═════ Exercise inputs ═════

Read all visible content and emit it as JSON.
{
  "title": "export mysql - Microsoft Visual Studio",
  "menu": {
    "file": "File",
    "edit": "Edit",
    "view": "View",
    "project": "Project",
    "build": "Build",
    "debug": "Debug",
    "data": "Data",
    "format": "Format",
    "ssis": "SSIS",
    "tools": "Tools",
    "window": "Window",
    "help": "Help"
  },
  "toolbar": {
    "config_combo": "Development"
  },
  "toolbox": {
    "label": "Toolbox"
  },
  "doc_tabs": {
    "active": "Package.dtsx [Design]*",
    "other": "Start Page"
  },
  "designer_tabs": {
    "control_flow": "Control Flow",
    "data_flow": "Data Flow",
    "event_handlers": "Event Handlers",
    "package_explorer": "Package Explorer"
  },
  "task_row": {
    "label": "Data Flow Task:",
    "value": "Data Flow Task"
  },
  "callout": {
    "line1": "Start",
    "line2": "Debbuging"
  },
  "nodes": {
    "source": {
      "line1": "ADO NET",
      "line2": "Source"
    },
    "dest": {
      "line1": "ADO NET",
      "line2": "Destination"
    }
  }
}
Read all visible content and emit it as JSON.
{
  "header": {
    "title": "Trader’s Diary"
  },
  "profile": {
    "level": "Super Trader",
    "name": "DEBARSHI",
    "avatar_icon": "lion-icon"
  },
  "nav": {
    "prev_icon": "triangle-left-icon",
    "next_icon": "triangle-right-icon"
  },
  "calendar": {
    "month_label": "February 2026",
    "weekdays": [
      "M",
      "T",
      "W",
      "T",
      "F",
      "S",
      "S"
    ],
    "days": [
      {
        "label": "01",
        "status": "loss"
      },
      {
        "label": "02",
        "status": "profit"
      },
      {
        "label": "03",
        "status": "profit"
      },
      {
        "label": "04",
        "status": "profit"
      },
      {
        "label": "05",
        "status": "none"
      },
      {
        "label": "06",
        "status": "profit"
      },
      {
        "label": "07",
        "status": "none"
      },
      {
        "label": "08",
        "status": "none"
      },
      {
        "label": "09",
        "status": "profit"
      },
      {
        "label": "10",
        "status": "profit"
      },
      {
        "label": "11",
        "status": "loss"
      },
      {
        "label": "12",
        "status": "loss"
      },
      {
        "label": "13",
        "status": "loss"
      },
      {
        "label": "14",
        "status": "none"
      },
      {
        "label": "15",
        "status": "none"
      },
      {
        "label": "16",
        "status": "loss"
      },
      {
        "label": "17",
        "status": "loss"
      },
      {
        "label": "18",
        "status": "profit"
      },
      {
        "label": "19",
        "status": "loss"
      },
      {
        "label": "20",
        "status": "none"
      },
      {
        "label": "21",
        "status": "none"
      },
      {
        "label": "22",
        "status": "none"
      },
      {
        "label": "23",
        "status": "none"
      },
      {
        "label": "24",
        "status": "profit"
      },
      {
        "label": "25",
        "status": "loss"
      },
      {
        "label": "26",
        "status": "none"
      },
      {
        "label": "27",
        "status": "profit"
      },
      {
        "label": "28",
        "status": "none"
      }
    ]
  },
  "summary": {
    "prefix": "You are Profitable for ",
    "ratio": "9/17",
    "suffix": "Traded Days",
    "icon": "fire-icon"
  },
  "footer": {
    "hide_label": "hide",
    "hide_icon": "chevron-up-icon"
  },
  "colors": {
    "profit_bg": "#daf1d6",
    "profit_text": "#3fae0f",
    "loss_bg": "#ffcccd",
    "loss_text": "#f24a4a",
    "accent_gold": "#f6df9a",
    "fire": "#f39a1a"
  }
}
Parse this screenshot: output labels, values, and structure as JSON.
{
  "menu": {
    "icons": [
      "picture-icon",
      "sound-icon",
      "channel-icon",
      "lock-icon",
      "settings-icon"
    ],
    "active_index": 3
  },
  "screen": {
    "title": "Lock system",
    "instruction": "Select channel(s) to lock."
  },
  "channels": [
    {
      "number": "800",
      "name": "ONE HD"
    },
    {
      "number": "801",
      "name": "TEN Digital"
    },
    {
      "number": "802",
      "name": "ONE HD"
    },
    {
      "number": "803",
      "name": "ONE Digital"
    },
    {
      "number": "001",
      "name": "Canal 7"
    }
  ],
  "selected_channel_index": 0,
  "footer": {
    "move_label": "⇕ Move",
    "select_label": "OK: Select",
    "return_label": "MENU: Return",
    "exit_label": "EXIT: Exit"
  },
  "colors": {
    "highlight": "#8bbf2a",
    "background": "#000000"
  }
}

═════

### Problem statement:
Pull out each line containing the word "Data" and copy it.

### Response:
    "data": "Data",
    "data_flow": "Data Flow",
    "label": "Data Flow Task:",
    "value": "Data Flow Task"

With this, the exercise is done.